• [What is required]:
Exactly as given, repeat all of the entries.

──────── Entries supplied ────────

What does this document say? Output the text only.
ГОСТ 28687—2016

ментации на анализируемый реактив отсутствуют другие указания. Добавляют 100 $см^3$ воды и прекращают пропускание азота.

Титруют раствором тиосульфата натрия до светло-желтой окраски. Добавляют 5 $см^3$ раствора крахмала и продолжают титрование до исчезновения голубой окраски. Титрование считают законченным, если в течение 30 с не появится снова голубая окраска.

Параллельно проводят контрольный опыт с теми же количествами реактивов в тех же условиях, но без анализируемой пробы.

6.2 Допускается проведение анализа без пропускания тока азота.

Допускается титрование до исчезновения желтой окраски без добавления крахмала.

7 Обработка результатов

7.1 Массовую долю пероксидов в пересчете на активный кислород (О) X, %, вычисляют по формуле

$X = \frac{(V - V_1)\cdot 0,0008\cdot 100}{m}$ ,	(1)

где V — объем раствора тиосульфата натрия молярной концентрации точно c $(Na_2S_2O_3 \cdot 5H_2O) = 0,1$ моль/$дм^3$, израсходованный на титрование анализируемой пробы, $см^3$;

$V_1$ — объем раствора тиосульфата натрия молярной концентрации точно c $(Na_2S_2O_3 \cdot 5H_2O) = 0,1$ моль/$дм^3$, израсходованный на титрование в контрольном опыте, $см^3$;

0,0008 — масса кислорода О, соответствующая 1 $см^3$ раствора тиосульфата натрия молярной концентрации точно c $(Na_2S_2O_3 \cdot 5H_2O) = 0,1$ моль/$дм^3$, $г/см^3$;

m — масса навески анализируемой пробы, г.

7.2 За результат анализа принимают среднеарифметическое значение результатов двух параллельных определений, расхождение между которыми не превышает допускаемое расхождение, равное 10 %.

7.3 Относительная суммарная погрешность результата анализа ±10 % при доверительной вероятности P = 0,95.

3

────────

• [Written response]:
What does this document say? Output the text only.
ГОСТ 28687—2016

ментации на анализируемый реактив отсутствуют другие указания. Добавляют 100 $см^3$ воды и прекращают пропускание азота.

Титруют раствором тиосульфата натрия до светло-желтой окраски. Добавляют 5 $см^3$ раствора крахмала и продолжают титрование до исчезновения голубой окраски. Титрование считают законченным, если в течение 30 с не появится снова голубая окраска.

Параллельно проводят контрольный опыт с теми же количествами реактивов в тех же условиях, но без анализируемой пробы.

6.2 Допускается проведение анализа без пропускания тока азота.

Допускается титрование до исчезновения желтой окраски без добавления крахмала.

7 Обработка результатов

7.1 Массовую долю пероксидов в пересчете на активный кислород (О) X, %, вычисляют по формуле

$X = \frac{(V - V_1)\cdot 0,0008\cdot 100}{m}$ ,	(1)

где V — объем раствора тиосульфата натрия молярной концентрации точно c $(Na_2S_2O_3 \cdot 5H_2O) = 0,1$ моль/$дм^3$, израсходованный на титрование анализируемой пробы, $см^3$;

$V_1$ — объем раствора тиосульфата натрия молярной концентрации точно c $(Na_2S_2O_3 \cdot 5H_2O) = 0,1$ моль/$дм^3$, израсходованный на титрование в контрольном опыте, $см^3$;

0,0008 — масса кислорода О, соответствующая 1 $см^3$ раствора тиосульфата натрия молярной концентрации точно c $(Na_2S_2O_3 \cdot 5H_2O) = 0,1$ моль/$дм^3$, $г/см^3$;

m — масса навески анализируемой пробы, г.

7.2 За результат анализа принимают среднеарифметическое значение результатов двух параллельных определений, расхождение между которыми не превышает допускаемое расхождение, равное 10 %.

7.3 Относительная суммарная погрешность результата анализа ±10 % при доверительной вероятности P = 0,95.

3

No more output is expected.